::: DATA EXCERPTS :::
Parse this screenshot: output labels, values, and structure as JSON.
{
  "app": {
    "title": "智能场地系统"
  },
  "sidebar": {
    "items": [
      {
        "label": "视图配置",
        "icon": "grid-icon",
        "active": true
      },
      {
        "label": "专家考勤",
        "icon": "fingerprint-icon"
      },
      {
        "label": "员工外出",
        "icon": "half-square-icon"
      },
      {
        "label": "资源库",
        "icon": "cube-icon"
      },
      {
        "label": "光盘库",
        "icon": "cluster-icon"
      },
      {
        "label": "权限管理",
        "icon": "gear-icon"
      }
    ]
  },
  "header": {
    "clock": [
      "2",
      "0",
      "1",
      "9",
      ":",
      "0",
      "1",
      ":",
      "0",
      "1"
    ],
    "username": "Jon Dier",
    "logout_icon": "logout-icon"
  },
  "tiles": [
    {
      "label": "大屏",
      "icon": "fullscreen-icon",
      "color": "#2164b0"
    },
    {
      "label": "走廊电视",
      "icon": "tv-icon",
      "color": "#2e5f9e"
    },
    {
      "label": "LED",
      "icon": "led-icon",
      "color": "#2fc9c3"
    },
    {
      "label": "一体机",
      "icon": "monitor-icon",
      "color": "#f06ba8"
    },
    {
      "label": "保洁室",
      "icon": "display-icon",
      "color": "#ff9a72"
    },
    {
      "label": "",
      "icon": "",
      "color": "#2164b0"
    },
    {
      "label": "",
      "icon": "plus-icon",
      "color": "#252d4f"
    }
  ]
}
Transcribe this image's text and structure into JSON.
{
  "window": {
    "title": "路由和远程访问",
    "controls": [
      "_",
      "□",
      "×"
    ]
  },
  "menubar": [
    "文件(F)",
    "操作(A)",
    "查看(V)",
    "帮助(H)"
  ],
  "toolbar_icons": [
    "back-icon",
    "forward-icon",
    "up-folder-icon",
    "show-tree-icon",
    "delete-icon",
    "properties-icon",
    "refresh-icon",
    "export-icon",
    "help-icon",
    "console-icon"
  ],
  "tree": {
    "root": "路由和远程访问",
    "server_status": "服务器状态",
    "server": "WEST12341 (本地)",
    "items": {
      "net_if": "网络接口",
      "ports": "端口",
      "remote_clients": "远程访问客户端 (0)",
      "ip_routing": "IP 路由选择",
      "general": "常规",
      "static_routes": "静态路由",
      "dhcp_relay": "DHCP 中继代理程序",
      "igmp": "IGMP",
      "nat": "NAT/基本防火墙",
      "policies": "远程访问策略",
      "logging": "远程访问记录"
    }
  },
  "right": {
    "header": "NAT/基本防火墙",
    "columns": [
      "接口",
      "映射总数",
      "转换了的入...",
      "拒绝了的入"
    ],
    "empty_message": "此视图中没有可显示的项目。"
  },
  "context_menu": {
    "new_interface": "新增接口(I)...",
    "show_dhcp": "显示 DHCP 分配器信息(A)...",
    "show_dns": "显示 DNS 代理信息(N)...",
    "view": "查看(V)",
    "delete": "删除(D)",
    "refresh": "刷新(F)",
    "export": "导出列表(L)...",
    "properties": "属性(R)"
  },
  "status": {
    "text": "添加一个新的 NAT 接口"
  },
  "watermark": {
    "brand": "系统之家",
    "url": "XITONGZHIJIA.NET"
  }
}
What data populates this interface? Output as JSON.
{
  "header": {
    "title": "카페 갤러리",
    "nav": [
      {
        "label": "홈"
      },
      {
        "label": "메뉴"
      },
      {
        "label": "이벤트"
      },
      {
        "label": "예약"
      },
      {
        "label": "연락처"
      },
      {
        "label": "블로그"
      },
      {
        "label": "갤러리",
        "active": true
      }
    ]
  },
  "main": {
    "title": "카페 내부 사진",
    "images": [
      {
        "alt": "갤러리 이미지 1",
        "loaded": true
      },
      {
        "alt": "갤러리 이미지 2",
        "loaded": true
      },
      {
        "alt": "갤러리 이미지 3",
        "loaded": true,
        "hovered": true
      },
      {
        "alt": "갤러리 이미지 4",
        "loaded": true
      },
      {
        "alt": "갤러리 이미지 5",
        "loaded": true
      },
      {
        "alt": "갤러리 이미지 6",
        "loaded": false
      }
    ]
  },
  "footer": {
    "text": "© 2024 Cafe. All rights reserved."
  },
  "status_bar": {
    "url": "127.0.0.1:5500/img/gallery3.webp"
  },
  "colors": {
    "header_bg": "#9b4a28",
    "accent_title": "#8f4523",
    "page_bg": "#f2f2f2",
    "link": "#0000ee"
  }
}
:::
PROBLEM TO WORK ON: Output every record above exactly as it appears.

EXERCISE OUTPUT:
Parse this screenshot: output labels, values, and structure as JSON.
{
  "app": {
    "title": "智能场地系统"
  },
  "sidebar": {
    "items": [
      {
        "label": "视图配置",
        "icon": "grid-icon",
        "active": true
      },
      {
        "label": "专家考勤",
        "icon": "fingerprint-icon"
      },
      {
        "label": "员工外出",
        "icon": "half-square-icon"
      },
      {
        "label": "资源库",
        "icon": "cube-icon"
      },
      {
        "label": "光盘库",
        "icon": "cluster-icon"
      },
      {
        "label": "权限管理",
        "icon": "gear-icon"
      }
    ]
  },
  "header": {
    "clock": [
      "2",
      "0",
      "1",
      "9",
      ":",
      "0",
      "1",
      ":",
      "0",
      "1"
    ],
    "username": "Jon Dier",
    "logout_icon": "logout-icon"
  },
  "tiles": [
    {
      "label": "大屏",
      "icon": "fullscreen-icon",
      "color": "#2164b0"
    },
    {
      "label": "走廊电视",
      "icon": "tv-icon",
      "color": "#2e5f9e"
    },
    {
      "label": "LED",
      "icon": "led-icon",
      "color": "#2fc9c3"
    },
    {
      "label": "一体机",
      "icon": "monitor-icon",
      "color": "#f06ba8"
    },
    {
      "label": "保洁室",
      "icon": "display-icon",
      "color": "#ff9a72"
    },
    {
      "label": "",
      "icon": "",
      "color": "#2164b0"
    },
    {
      "label": "",
      "icon": "plus-icon",
      "color": "#252d4f"
    }
  ]
}
Transcribe this image's text and structure into JSON.
{
  "window": {
    "title": "路由和远程访问",
    "controls": [
      "_",
      "□",
      "×"
    ]
  },
  "menubar": [
    "文件(F)",
    "操作(A)",
    "查看(V)",
    "帮助(H)"
  ],
  "toolbar_icons": [
    "back-icon",
    "forward-icon",
    "up-folder-icon",
    "show-tree-icon",
    "delete-icon",
    "properties-icon",
    "refresh-icon",
    "export-icon",
    "help-icon",
    "console-icon"
  ],
  "tree": {
    "root": "路由和远程访问",
    "server_status": "服务器状态",
    "server": "WEST12341 (本地)",
    "items": {
      "net_if": "网络接口",
      "ports": "端口",
      "remote_clients": "远程访问客户端 (0)",
      "ip_routing": "IP 路由选择",
      "general": "常规",
      "static_routes": "静态路由",
      "dhcp_relay": "DHCP 中继代理程序",
      "igmp": "IGMP",
      "nat": "NAT/基本防火墙",
      "policies": "远程访问策略",
      "logging": "远程访问记录"
    }
  },
  "right": {
    "header": "NAT/基本防火墙",
    "columns": [
      "接口",
      "映射总数",
      "转换了的入...",
      "拒绝了的入"
    ],
    "empty_message": "此视图中没有可显示的项目。"
  },
  "context_menu": {
    "new_interface": "新增接口(I)...",
    "show_dhcp": "显示 DHCP 分配器信息(A)...",
    "show_dns": "显示 DNS 代理信息(N)...",
    "view": "查看(V)",
    "delete": "删除(D)",
    "refresh": "刷新(F)",
    "export": "导出列表(L)...",
    "properties": "属性(R)"
  },
  "status": {
    "text": "添加一个新的 NAT 接口"
  },
  "watermark": {
    "brand": "系统之家",
    "url": "XITONGZHIJIA.NET"
  }
}
What data populates this interface? Output as JSON.
{
  "header": {
    "title": "카페 갤러리",
    "nav": [
      {
        "label": "홈"
      },
      {
        "label": "메뉴"
      },
      {
        "label": "이벤트"
      },
      {
        "label": "예약"
      },
      {
        "label": "연락처"
      },
      {
        "label": "블로그"
      },
      {
        "label": "갤러리",
        "active": true
      }
    ]
  },
  "main": {
    "title": "카페 내부 사진",
    "images": [
      {
        "alt": "갤러리 이미지 1",
        "loaded": true
      },
      {
        "alt": "갤러리 이미지 2",
        "loaded": true
      },
      {
        "alt": "갤러리 이미지 3",
        "loaded": true,
        "hovered": true
      },
      {
        "alt": "갤러리 이미지 4",
        "loaded": true
      },
      {
        "alt": "갤러리 이미지 5",
        "loaded": true
      },
      {
        "alt": "갤러리 이미지 6",
        "loaded": false
      }
    ]
  },
  "footer": {
    "text": "© 2024 Cafe. All rights reserved."
  },
  "status_bar": {
    "url": "127.0.0.1:5500/img/gallery3.webp"
  },
  "colors": {
    "header_bg": "#9b4a28",
    "accent_title": "#8f4523",
    "page_bg": "#f2f2f2",
    "link": "#0000ee"
  }
}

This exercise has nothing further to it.